• **Set exercise**: Extract, from the records beneath this instruction, each line that contains the word "bulge".

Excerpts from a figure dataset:
# # # #

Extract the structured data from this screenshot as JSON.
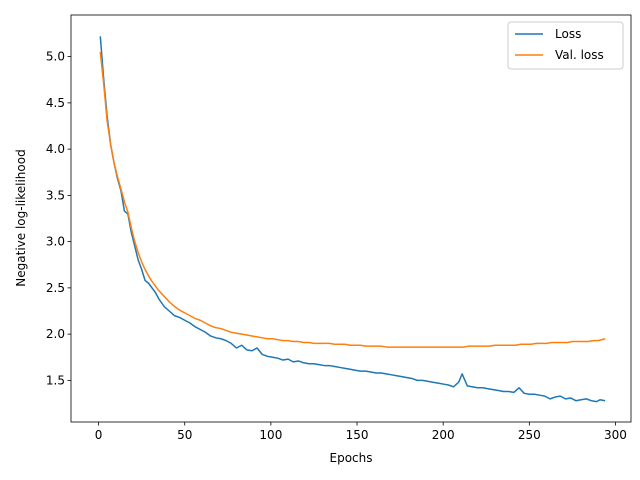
{
  "chart_data": {
    "type": "line",
    "title": "",
    "xlabel": "Epochs",
    "ylabel": "Negative log-likelihood",
    "xlim": [
      -16,
      309
    ],
    "ylim": [
      1.05,
      5.45
    ],
    "xticks": [
      0,
      50,
      100,
      150,
      200,
      250,
      300
    ],
    "yticks": [
      1.5,
      2.0,
      2.5,
      3.0,
      3.5,
      4.0,
      4.5,
      5.0
    ],
    "xtick_labels": [
      "0",
      "50",
      "100",
      "150",
      "200",
      "250",
      "300"
    ],
    "ytick_labels": [
      "1.5",
      "2.0",
      "2.5",
      "3.0",
      "3.5",
      "4.0",
      "4.5",
      "5.0"
    ],
    "grid": false,
    "legend": "top-right",
    "series": [
      {
        "name": "Loss",
        "color": "#1f77b4",
        "x": [
          1,
          3,
          5,
          7,
          9,
          11,
          13,
          15,
          17,
          19,
          21,
          23,
          25,
          27,
          29,
          31,
          33,
          35,
          38,
          41,
          44,
          47,
          50,
          53,
          56,
          59,
          62,
          65,
          68,
          71,
          74,
          77,
          80,
          83,
          86,
          89,
          92,
          95,
          98,
          101,
          104,
          107,
          110,
          113,
          116,
          119,
          122,
          125,
          128,
          131,
          134,
          137,
          140,
          143,
          146,
          149,
          152,
          155,
          158,
          161,
          164,
          167,
          170,
          173,
          176,
          179,
          182,
          185,
          188,
          191,
          194,
          197,
          200,
          203,
          206,
          209,
          211,
          214,
          217,
          220,
          223,
          226,
          229,
          232,
          235,
          238,
          241,
          244,
          247,
          250,
          253,
          256,
          259,
          262,
          265,
          268,
          271,
          274,
          277,
          280,
          283,
          286,
          289,
          291,
          294
        ],
        "y": [
          5.22,
          4.75,
          4.35,
          4.05,
          3.85,
          3.68,
          3.55,
          3.33,
          3.3,
          3.1,
          2.95,
          2.8,
          2.7,
          2.58,
          2.55,
          2.5,
          2.45,
          2.38,
          2.3,
          2.25,
          2.2,
          2.18,
          2.15,
          2.12,
          2.08,
          2.05,
          2.02,
          1.98,
          1.96,
          1.95,
          1.93,
          1.9,
          1.85,
          1.88,
          1.83,
          1.82,
          1.85,
          1.78,
          1.76,
          1.75,
          1.74,
          1.72,
          1.73,
          1.7,
          1.71,
          1.69,
          1.68,
          1.68,
          1.67,
          1.66,
          1.66,
          1.65,
          1.64,
          1.63,
          1.62,
          1.61,
          1.6,
          1.6,
          1.59,
          1.58,
          1.58,
          1.57,
          1.56,
          1.55,
          1.54,
          1.53,
          1.52,
          1.5,
          1.5,
          1.49,
          1.48,
          1.47,
          1.46,
          1.45,
          1.43,
          1.48,
          1.57,
          1.44,
          1.43,
          1.42,
          1.42,
          1.41,
          1.4,
          1.39,
          1.38,
          1.38,
          1.37,
          1.42,
          1.36,
          1.35,
          1.35,
          1.34,
          1.33,
          1.3,
          1.32,
          1.33,
          1.3,
          1.31,
          1.28,
          1.29,
          1.3,
          1.28,
          1.27,
          1.29,
          1.28
        ]
      },
      {
        "name": "Val. loss",
        "color": "#ff7f0e",
        "x": [
          1,
          3,
          5,
          7,
          9,
          11,
          13,
          15,
          17,
          19,
          21,
          23,
          25,
          27,
          29,
          31,
          33,
          35,
          38,
          41,
          44,
          47,
          50,
          53,
          56,
          59,
          62,
          65,
          68,
          71,
          74,
          77,
          80,
          83,
          86,
          89,
          92,
          95,
          98,
          101,
          104,
          107,
          110,
          113,
          116,
          119,
          122,
          125,
          128,
          131,
          134,
          137,
          140,
          143,
          146,
          149,
          152,
          155,
          158,
          161,
          164,
          167,
          170,
          173,
          176,
          179,
          182,
          185,
          188,
          191,
          194,
          197,
          200,
          203,
          206,
          209,
          212,
          215,
          218,
          221,
          224,
          227,
          230,
          233,
          236,
          239,
          242,
          245,
          248,
          251,
          254,
          257,
          260,
          263,
          266,
          269,
          272,
          275,
          278,
          281,
          284,
          287,
          290,
          294
        ],
        "y": [
          5.05,
          4.7,
          4.3,
          4.05,
          3.85,
          3.7,
          3.57,
          3.43,
          3.32,
          3.15,
          3.0,
          2.88,
          2.78,
          2.7,
          2.63,
          2.57,
          2.52,
          2.47,
          2.41,
          2.35,
          2.3,
          2.26,
          2.23,
          2.2,
          2.17,
          2.15,
          2.12,
          2.09,
          2.07,
          2.06,
          2.04,
          2.02,
          2.01,
          2.0,
          1.99,
          1.98,
          1.97,
          1.96,
          1.95,
          1.95,
          1.94,
          1.93,
          1.93,
          1.92,
          1.92,
          1.91,
          1.91,
          1.9,
          1.9,
          1.9,
          1.9,
          1.89,
          1.89,
          1.89,
          1.88,
          1.88,
          1.88,
          1.87,
          1.87,
          1.87,
          1.87,
          1.86,
          1.86,
          1.86,
          1.86,
          1.86,
          1.86,
          1.86,
          1.86,
          1.86,
          1.86,
          1.86,
          1.86,
          1.86,
          1.86,
          1.86,
          1.86,
          1.87,
          1.87,
          1.87,
          1.87,
          1.87,
          1.88,
          1.88,
          1.88,
          1.88,
          1.88,
          1.89,
          1.89,
          1.89,
          1.9,
          1.9,
          1.9,
          1.91,
          1.91,
          1.91,
          1.91,
          1.92,
          1.92,
          1.92,
          1.92,
          1.93,
          1.93,
          1.95
        ]
      }
    ]
  }
}
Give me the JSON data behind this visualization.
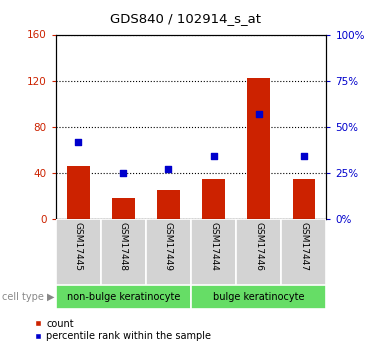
{
  "title": "GDS840 / 102914_s_at",
  "samples": [
    "GSM17445",
    "GSM17448",
    "GSM17449",
    "GSM17444",
    "GSM17446",
    "GSM17447"
  ],
  "counts": [
    46,
    18,
    25,
    35,
    122,
    35
  ],
  "percentile_ranks": [
    42,
    25,
    27,
    34,
    57,
    34
  ],
  "group_labels": [
    "non-bulge keratinocyte",
    "bulge keratinocyte"
  ],
  "bar_color": "#cc2200",
  "dot_color": "#0000cc",
  "ylim_left": [
    0,
    160
  ],
  "ylim_right": [
    0,
    100
  ],
  "yticks_left": [
    0,
    40,
    80,
    120,
    160
  ],
  "yticks_right": [
    0,
    25,
    50,
    75,
    100
  ],
  "ytick_labels_left": [
    "0",
    "40",
    "80",
    "120",
    "160"
  ],
  "ytick_labels_right": [
    "0%",
    "25%",
    "50%",
    "75%",
    "100%"
  ],
  "label_count": "count",
  "label_percentile": "percentile rank within the sample",
  "cell_type_label": "cell type"
}
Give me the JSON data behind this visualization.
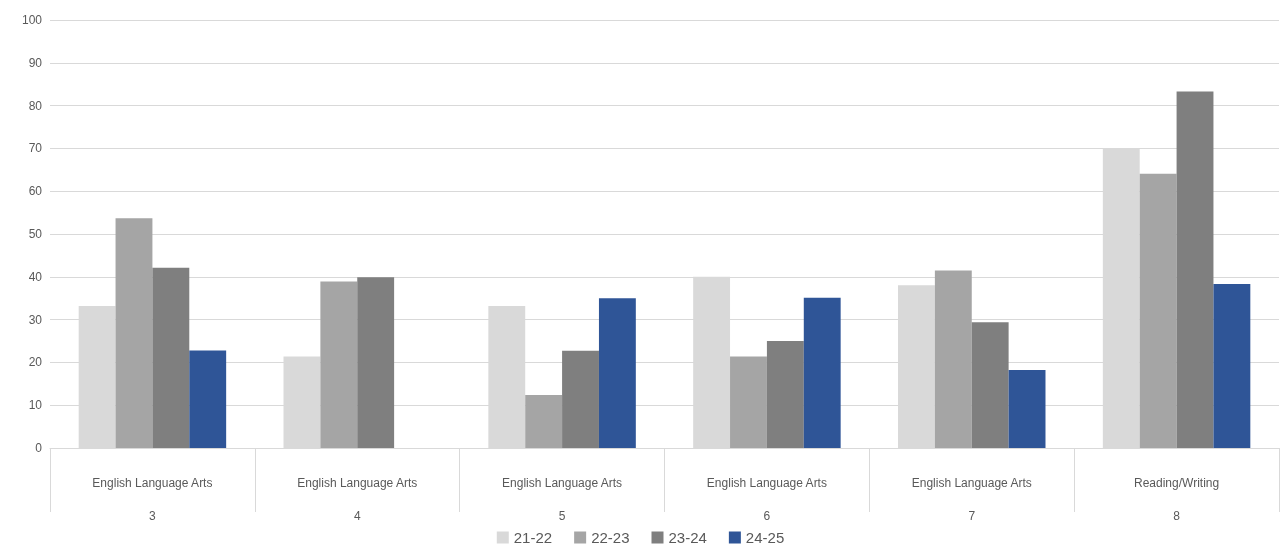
{
  "chart_data": {
    "type": "bar",
    "categories": [
      "English Language Arts\n3",
      "English Language Arts\n4",
      "English Language Arts\n5",
      "English Language Arts\n6",
      "English Language Arts\n7",
      "Reading/Writing\n8"
    ],
    "series": [
      {
        "name": "21-22",
        "color": "#d9d9d9",
        "values": [
          33.2,
          21.4,
          33.2,
          40.0,
          38.0,
          70.0
        ]
      },
      {
        "name": "22-23",
        "color": "#a5a5a5",
        "values": [
          53.7,
          38.9,
          12.4,
          21.4,
          41.5,
          64.1
        ]
      },
      {
        "name": "23-24",
        "color": "#7f7f7f",
        "values": [
          42.1,
          39.9,
          22.7,
          25.0,
          29.4,
          83.3
        ]
      },
      {
        "name": "24-25",
        "color": "#2f5597",
        "values": [
          22.8,
          null,
          35.0,
          35.1,
          18.2,
          38.3
        ]
      }
    ],
    "ylim": [
      0,
      100
    ],
    "yticks": [
      0,
      10,
      20,
      30,
      40,
      50,
      60,
      70,
      80,
      90,
      100
    ],
    "grid": "y",
    "legend": "bottom"
  }
}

# # # #

• **Written solution**:
    "non-bulge keratinocyte",
    "bulge keratinocyte"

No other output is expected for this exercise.